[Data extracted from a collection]

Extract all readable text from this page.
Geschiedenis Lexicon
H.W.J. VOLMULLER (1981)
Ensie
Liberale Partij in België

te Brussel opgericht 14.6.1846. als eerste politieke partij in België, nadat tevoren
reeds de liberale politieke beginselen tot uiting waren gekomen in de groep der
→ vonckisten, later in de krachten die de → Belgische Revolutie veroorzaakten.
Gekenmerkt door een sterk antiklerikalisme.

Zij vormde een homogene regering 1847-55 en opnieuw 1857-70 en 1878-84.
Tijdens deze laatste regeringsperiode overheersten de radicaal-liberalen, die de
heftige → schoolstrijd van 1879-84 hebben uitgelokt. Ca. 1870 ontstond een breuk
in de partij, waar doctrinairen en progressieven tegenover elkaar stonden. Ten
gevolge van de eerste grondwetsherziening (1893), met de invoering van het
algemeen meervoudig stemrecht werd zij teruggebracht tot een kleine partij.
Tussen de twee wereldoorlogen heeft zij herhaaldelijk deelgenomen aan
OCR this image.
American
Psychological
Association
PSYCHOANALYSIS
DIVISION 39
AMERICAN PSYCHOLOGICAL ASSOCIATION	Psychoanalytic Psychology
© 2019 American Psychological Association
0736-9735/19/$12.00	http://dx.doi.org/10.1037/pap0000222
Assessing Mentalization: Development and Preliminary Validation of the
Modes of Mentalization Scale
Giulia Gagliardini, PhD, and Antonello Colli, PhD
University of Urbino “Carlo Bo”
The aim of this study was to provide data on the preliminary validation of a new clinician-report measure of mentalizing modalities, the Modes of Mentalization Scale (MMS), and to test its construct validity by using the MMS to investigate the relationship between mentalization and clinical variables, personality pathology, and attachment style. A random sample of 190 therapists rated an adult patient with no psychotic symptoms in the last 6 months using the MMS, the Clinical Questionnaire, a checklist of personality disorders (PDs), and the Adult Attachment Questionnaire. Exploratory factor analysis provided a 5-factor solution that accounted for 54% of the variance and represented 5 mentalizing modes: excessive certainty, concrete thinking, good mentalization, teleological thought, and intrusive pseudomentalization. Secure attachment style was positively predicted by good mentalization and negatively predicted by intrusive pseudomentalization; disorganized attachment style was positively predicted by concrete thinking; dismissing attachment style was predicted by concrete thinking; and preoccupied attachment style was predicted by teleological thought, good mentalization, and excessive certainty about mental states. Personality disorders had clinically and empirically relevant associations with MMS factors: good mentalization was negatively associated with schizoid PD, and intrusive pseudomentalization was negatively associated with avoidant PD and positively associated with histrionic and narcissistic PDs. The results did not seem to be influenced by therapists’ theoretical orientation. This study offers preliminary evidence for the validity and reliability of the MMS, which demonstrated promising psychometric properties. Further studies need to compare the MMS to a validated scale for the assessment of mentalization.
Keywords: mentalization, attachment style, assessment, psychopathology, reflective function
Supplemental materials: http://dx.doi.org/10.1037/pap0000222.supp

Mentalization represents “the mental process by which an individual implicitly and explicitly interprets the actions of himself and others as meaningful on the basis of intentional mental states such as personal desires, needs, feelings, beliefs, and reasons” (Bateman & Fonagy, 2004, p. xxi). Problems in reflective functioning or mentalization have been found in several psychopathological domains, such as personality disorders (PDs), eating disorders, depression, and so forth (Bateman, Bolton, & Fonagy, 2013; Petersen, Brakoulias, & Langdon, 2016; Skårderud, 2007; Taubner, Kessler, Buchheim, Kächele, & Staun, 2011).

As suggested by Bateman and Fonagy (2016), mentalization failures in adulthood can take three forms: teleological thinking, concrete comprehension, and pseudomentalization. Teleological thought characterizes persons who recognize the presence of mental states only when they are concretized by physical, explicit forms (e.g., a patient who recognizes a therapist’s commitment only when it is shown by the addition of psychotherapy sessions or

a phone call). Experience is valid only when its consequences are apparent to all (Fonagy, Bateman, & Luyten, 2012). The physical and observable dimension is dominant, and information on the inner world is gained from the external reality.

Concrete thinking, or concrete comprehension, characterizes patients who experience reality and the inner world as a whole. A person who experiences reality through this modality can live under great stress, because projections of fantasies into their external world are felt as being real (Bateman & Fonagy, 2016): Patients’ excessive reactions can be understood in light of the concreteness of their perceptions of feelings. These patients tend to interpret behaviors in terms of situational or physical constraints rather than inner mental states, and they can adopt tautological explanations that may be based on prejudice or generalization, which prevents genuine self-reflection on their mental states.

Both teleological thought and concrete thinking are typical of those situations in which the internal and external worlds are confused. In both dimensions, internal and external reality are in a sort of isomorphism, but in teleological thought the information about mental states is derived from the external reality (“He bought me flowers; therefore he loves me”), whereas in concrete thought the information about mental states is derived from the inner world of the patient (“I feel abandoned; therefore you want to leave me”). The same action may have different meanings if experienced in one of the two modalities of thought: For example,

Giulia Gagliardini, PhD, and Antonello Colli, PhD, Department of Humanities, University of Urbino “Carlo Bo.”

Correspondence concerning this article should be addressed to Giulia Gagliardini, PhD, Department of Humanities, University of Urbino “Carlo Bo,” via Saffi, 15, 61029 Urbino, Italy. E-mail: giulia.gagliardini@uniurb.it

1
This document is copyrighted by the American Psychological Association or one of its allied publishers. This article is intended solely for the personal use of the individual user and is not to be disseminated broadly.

- **What you need to do**:
All entries must be printed exactly, with nothing omitted.

- **Worked solution**:
Extract all readable text from this page.
Geschiedenis Lexicon
H.W.J. VOLMULLER (1981)
Ensie
Liberale Partij in België

te Brussel opgericht 14.6.1846. als eerste politieke partij in België, nadat tevoren
reeds de liberale politieke beginselen tot uiting waren gekomen in de groep der
→ vonckisten, later in de krachten die de → Belgische Revolutie veroorzaakten.
Gekenmerkt door een sterk antiklerikalisme.

Zij vormde een homogene regering 1847-55 en opnieuw 1857-70 en 1878-84.
Tijdens deze laatste regeringsperiode overheersten de radicaal-liberalen, die de
heftige → schoolstrijd van 1879-84 hebben uitgelokt. Ca. 1870 ontstond een breuk
in de partij, waar doctrinairen en progressieven tegenover elkaar stonden. Ten
gevolge van de eerste grondwetsherziening (1893), met de invoering van het
algemeen meervoudig stemrecht werd zij teruggebracht tot een kleine partij.
Tussen de twee wereldoorlogen heeft zij herhaaldelijk deelgenomen aan
OCR this image.
American
Psychological
Association
PSYCHOANALYSIS
DIVISION 39
AMERICAN PSYCHOLOGICAL ASSOCIATION	Psychoanalytic Psychology
© 2019 American Psychological Association
0736-9735/19/$12.00	http://dx.doi.org/10.1037/pap0000222
Assessing Mentalization: Development and Preliminary Validation of the
Modes of Mentalization Scale
Giulia Gagliardini, PhD, and Antonello Colli, PhD
University of Urbino “Carlo Bo”
The aim of this study was to provide data on the preliminary validation of a new clinician-report measure of mentalizing modalities, the Modes of Mentalization Scale (MMS), and to test its construct validity by using the MMS to investigate the relationship between mentalization and clinical variables, personality pathology, and attachment style. A random sample of 190 therapists rated an adult patient with no psychotic symptoms in the last 6 months using the MMS, the Clinical Questionnaire, a checklist of personality disorders (PDs), and the Adult Attachment Questionnaire. Exploratory factor analysis provided a 5-factor solution that accounted for 54% of the variance and represented 5 mentalizing modes: excessive certainty, concrete thinking, good mentalization, teleological thought, and intrusive pseudomentalization. Secure attachment style was positively predicted by good mentalization and negatively predicted by intrusive pseudomentalization; disorganized attachment style was positively predicted by concrete thinking; dismissing attachment style was predicted by concrete thinking; and preoccupied attachment style was predicted by teleological thought, good mentalization, and excessive certainty about mental states. Personality disorders had clinically and empirically relevant associations with MMS factors: good mentalization was negatively associated with schizoid PD, and intrusive pseudomentalization was negatively associated with avoidant PD and positively associated with histrionic and narcissistic PDs. The results did not seem to be influenced by therapists’ theoretical orientation. This study offers preliminary evidence for the validity and reliability of the MMS, which demonstrated promising psychometric properties. Further studies need to compare the MMS to a validated scale for the assessment of mentalization.
Keywords: mentalization, attachment style, assessment, psychopathology, reflective function
Supplemental materials: http://dx.doi.org/10.1037/pap0000222.supp

Mentalization represents “the mental process by which an individual implicitly and explicitly interprets the actions of himself and others as meaningful on the basis of intentional mental states such as personal desires, needs, feelings, beliefs, and reasons” (Bateman & Fonagy, 2004, p. xxi). Problems in reflective functioning or mentalization have been found in several psychopathological domains, such as personality disorders (PDs), eating disorders, depression, and so forth (Bateman, Bolton, & Fonagy, 2013; Petersen, Brakoulias, & Langdon, 2016; Skårderud, 2007; Taubner, Kessler, Buchheim, Kächele, & Staun, 2011).

As suggested by Bateman and Fonagy (2016), mentalization failures in adulthood can take three forms: teleological thinking, concrete comprehension, and pseudomentalization. Teleological thought characterizes persons who recognize the presence of mental states only when they are concretized by physical, explicit forms (e.g., a patient who recognizes a therapist’s commitment only when it is shown by the addition of psychotherapy sessions or

a phone call). Experience is valid only when its consequences are apparent to all (Fonagy, Bateman, & Luyten, 2012). The physical and observable dimension is dominant, and information on the inner world is gained from the external reality.

Concrete thinking, or concrete comprehension, characterizes patients who experience reality and the inner world as a whole. A person who experiences reality through this modality can live under great stress, because projections of fantasies into their external world are felt as being real (Bateman & Fonagy, 2016): Patients’ excessive reactions can be understood in light of the concreteness of their perceptions of feelings. These patients tend to interpret behaviors in terms of situational or physical constraints rather than inner mental states, and they can adopt tautological explanations that may be based on prejudice or generalization, which prevents genuine self-reflection on their mental states.

Both teleological thought and concrete thinking are typical of those situations in which the internal and external worlds are confused. In both dimensions, internal and external reality are in a sort of isomorphism, but in teleological thought the information about mental states is derived from the external reality (“He bought me flowers; therefore he loves me”), whereas in concrete thought the information about mental states is derived from the inner world of the patient (“I feel abandoned; therefore you want to leave me”). The same action may have different meanings if experienced in one of the two modalities of thought: For example,

Giulia Gagliardini, PhD, and Antonello Colli, PhD, Department of Humanities, University of Urbino “Carlo Bo.”

Correspondence concerning this article should be addressed to Giulia Gagliardini, PhD, Department of Humanities, University of Urbino “Carlo Bo,” via Saffi, 15, 61029 Urbino, Italy. E-mail: giulia.gagliardini@uniurb.it

1
This document is copyrighted by the American Psychological Association or one of its allied publishers. This article is intended solely for the personal use of the individual user and is not to be disseminated broadly.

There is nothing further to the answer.